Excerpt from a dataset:
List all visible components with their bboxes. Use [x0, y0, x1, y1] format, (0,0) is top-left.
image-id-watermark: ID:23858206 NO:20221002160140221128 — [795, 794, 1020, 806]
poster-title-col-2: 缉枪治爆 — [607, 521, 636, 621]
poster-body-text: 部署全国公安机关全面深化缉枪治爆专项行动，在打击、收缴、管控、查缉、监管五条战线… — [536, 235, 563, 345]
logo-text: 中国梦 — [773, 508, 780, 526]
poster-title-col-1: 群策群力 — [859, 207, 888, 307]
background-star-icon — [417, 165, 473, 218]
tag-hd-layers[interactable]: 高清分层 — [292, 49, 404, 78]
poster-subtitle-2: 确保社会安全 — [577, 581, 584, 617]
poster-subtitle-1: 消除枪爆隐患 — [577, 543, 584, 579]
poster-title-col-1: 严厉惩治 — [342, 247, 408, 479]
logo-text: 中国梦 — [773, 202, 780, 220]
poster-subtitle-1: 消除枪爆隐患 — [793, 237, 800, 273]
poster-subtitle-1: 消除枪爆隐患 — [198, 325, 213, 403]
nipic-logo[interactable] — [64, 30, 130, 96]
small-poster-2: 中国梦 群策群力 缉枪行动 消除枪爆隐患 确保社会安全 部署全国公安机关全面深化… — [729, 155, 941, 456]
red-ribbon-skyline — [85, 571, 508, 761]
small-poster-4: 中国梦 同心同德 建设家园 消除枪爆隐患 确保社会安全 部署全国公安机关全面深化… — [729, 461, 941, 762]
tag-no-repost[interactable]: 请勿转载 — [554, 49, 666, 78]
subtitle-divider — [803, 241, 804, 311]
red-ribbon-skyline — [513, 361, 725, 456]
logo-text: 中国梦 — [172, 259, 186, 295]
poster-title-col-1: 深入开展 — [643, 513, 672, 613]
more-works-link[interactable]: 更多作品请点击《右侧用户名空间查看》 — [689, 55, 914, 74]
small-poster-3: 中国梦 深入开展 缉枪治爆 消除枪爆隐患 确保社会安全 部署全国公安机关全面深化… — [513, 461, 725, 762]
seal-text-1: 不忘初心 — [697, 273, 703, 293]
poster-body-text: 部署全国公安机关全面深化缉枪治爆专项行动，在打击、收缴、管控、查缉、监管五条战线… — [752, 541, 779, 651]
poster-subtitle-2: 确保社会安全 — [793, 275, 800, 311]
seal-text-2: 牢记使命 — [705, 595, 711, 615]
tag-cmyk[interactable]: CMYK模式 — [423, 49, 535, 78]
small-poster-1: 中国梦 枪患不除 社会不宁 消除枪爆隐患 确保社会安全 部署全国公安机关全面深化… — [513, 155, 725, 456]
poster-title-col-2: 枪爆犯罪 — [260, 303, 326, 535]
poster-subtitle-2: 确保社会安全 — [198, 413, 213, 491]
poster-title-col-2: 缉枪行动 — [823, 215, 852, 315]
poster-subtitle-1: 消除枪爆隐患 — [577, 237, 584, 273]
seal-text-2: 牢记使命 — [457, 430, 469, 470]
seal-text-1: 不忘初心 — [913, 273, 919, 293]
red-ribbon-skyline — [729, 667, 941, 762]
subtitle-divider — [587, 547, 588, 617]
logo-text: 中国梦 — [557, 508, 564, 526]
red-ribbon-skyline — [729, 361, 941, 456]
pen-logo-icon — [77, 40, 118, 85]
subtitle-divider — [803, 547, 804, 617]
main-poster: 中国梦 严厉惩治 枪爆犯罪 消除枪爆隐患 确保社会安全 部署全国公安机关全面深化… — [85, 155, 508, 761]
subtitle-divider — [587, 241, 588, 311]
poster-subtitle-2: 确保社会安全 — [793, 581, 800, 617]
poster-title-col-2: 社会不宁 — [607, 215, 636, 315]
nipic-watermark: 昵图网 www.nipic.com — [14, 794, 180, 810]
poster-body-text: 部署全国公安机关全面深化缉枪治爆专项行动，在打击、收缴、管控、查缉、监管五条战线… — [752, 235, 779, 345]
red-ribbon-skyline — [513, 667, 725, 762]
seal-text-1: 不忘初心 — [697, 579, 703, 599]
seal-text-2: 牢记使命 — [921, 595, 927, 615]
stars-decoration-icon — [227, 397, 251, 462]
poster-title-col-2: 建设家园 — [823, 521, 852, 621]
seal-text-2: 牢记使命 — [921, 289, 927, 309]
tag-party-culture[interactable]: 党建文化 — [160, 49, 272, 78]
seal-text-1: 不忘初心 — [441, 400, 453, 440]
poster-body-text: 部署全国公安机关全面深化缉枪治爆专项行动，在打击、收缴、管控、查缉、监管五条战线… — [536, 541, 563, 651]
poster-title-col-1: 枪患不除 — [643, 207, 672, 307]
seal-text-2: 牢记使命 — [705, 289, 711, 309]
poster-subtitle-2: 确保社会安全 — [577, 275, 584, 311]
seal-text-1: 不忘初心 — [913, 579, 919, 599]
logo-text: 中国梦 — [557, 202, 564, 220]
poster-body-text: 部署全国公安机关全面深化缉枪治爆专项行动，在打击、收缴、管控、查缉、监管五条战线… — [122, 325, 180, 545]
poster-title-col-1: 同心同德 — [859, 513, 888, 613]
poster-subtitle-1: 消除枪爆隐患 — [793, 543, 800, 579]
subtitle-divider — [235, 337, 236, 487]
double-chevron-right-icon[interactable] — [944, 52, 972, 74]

**GOAL OF THE EXERCISE**:
Rewrite the stretch from the start of the lines through the line containing "poster-title-col-2: 缉枪治爆 —", replacing "components" with "elements" and keeping everything else the same.

**ANSWER FOR THIS EXERCISE**:
List all visible elements with their bboxes. Use [x0, y0, x1, y1] format, (0,0) is top-left.
image-id-watermark: ID:23858206 NO:20221002160140221128 — [795, 794, 1020, 806]
poster-title-col-2: 缉枪治爆 — [607, 521, 636, 621]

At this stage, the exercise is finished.